Selection =>
Want Pennsylvania’s nonprofits to maximize their impact? Want them to have dynamic leaders and staff that can serve their community in the best way possible, while leveraging those donation dollars into real, lasting social change?
Well, listen up. We need to talk about lemonade.
Well, more specifically, we need to talk about lemonade stands. Lemonade stands have always been great for a whole lot of things – teaching your kids the value of a dollar, cooling off on a hot day, or – as is increasingly the case these days – raising money for worthwhile causes.
With that in mind, imagine that you want to set up a lemonade stand to raise money for some much-needed restoration work in your local park. Which is better – a lemonade stand that raises $75, of which only 10% ($7.50) goes towards buying “overhead” like water, sugar, and lemons? Or one that spends $100 (40%) on marketing, signs, people to promote the stand, etc. – but which ultimately collects $250?
The first made a profit of $67.50 for the park. The second one made $150.

Aim 1 => In the lemonade stand passage, how much profit did the first stand make for the park?
Aim 2 => Proceed with the lemonade stand passage, picking up right after its last sentence.
The rows after this point are separate material with no connection to the lemonade stand passage.

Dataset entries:

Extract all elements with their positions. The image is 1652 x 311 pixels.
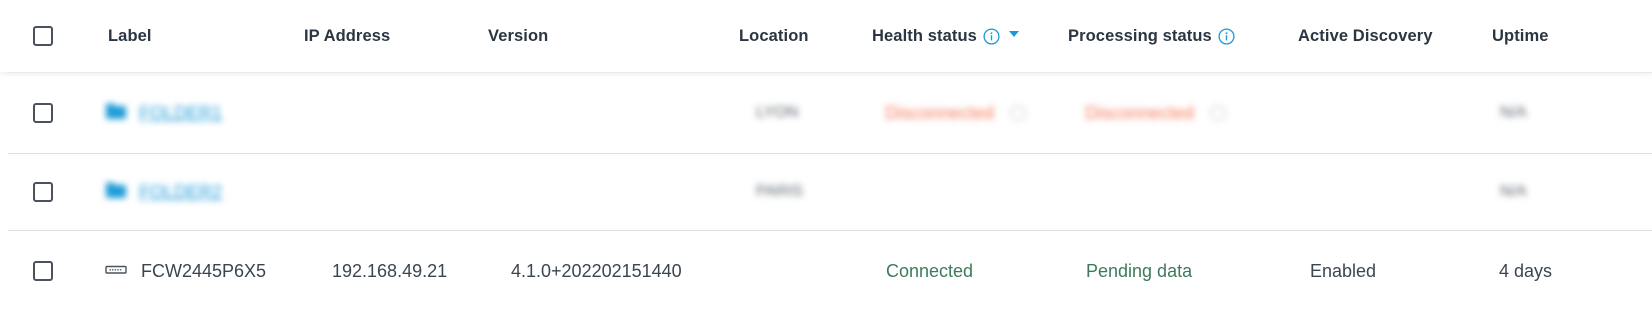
- label-cell: FOLDER2: [105, 154, 222, 230]
- row-checkbox[interactable]: [33, 182, 53, 202]
- info-icon[interactable]: [1218, 27, 1235, 45]
- table-header: Label IP Address Version Location Health…: [0, 0, 1652, 72]
- sensors-table: Label IP Address Version Location Health…: [0, 0, 1652, 311]
- info-icon[interactable]: [983, 27, 1000, 45]
- column-header-label[interactable]: Label: [108, 0, 152, 72]
- info-icon[interactable]: [1210, 105, 1226, 121]
- folder-icon: [105, 181, 127, 204]
- column-header-version[interactable]: Version: [488, 0, 548, 72]
- row-select-cell: [33, 231, 53, 311]
- column-header-processing-status-label: Processing status: [1068, 26, 1212, 45]
- folder-icon: [105, 102, 127, 125]
- column-header-location[interactable]: Location: [739, 0, 809, 72]
- health-status-value: Connected: [886, 260, 974, 281]
- select-all-checkbox[interactable]: [33, 26, 53, 46]
- location-cell: LYON: [756, 104, 799, 121]
- column-header-processing-status[interactable]: Processing status: [1068, 0, 1235, 72]
- folder-link[interactable]: FOLDER1: [139, 103, 222, 124]
- row-select-cell: [33, 73, 53, 153]
- health-status-value: Disconnected: [885, 102, 995, 123]
- label-cell: FOLDER1: [105, 73, 222, 153]
- active-discovery-cell: Enabled: [1310, 260, 1377, 281]
- column-header-health-status[interactable]: Health status: [872, 0, 1019, 72]
- column-header-ip-address[interactable]: IP Address: [304, 0, 390, 72]
- location-cell: PARIS: [756, 183, 803, 200]
- processing-status-value: Disconnected: [1085, 102, 1195, 123]
- uptime-cell: N/A: [1500, 104, 1527, 121]
- table-row[interactable]: FOLDER1 LYON Disconnected Disconnected N…: [8, 73, 1652, 154]
- select-all-cell: [33, 0, 53, 72]
- column-header-active-discovery[interactable]: Active Discovery: [1298, 0, 1433, 72]
- row-checkbox[interactable]: [33, 103, 53, 123]
- ip-address-cell: 192.168.49.21: [332, 260, 448, 281]
- uptime-cell: 4 days: [1499, 260, 1553, 281]
- uptime-cell: N/A: [1500, 183, 1527, 200]
- health-status-cell: Disconnected: [885, 73, 1026, 153]
- table-row[interactable]: FOLDER2 PARIS N/A: [8, 154, 1652, 231]
- column-header-uptime[interactable]: Uptime: [1492, 0, 1549, 72]
- row-checkbox[interactable]: [33, 261, 53, 281]
- column-header-health-status-label: Health status: [872, 26, 977, 45]
- processing-status-cell: Disconnected: [1085, 73, 1226, 153]
- version-cell: 4.1.0+202202151440: [511, 260, 682, 281]
- caret-down-icon[interactable]: [1008, 31, 1019, 37]
- device-icon: [105, 265, 127, 275]
- label-cell: FCW2445P6X5: [105, 231, 266, 311]
- processing-status-value: Pending data: [1086, 260, 1193, 281]
- info-icon[interactable]: [1010, 105, 1026, 121]
- device-label[interactable]: FCW2445P6X5: [141, 261, 266, 282]
- table-row[interactable]: FCW2445P6X5 192.168.49.21 4.1.0+20220215…: [8, 231, 1652, 311]
- folder-link[interactable]: FOLDER2: [139, 182, 222, 203]
- row-select-cell: [33, 154, 53, 230]
- header-divider: [8, 72, 1652, 73]
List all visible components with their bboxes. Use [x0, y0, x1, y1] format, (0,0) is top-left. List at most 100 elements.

Answer 1 => $67.50

Answer 2 =>
If given the choice, I’d take the $150 every time. And I’m not alone. In a fabulous TED Talk released this month, fundraising activist and author Dan Pallotta dissects the two different “rule books” that nonprofit and for-profit companies must play by.
He points out that society’s expectations of how the two sectors should behave differ wildly, especially regarding how they raise money. He provides five examples:
- Compensation: Why is it a sin to make a really good salary providing really good human services? We can pay $20 million to a for profit CEO making and selling violent video games to kids, but God forbid we pay $500,000 to a talented CEO of a nonprofit providing critical mental health services to troubled teens.
- Advertising and marketing: It’s not a sin – it’s a means to an end. If nonprofits were more like for-profits (which they are constantly told they should be), they would do what successful for-profits do: advertise, advertise, advertise!
- Taking risks on new revenue ideas: In the for-profit world, it is considered entrepreneurial. In the nonprofit community, it is virtually prohibited.
- Time: It’s never on the side of nonprofits. Consider, for example, the fact that Amazon.com took six years to start turning a profit. Few funders give the kind of time AND support needed for a similarly bold nonprofit to achieve success.
- Profit to attract risk capital: Two words on this point – “Forget it.”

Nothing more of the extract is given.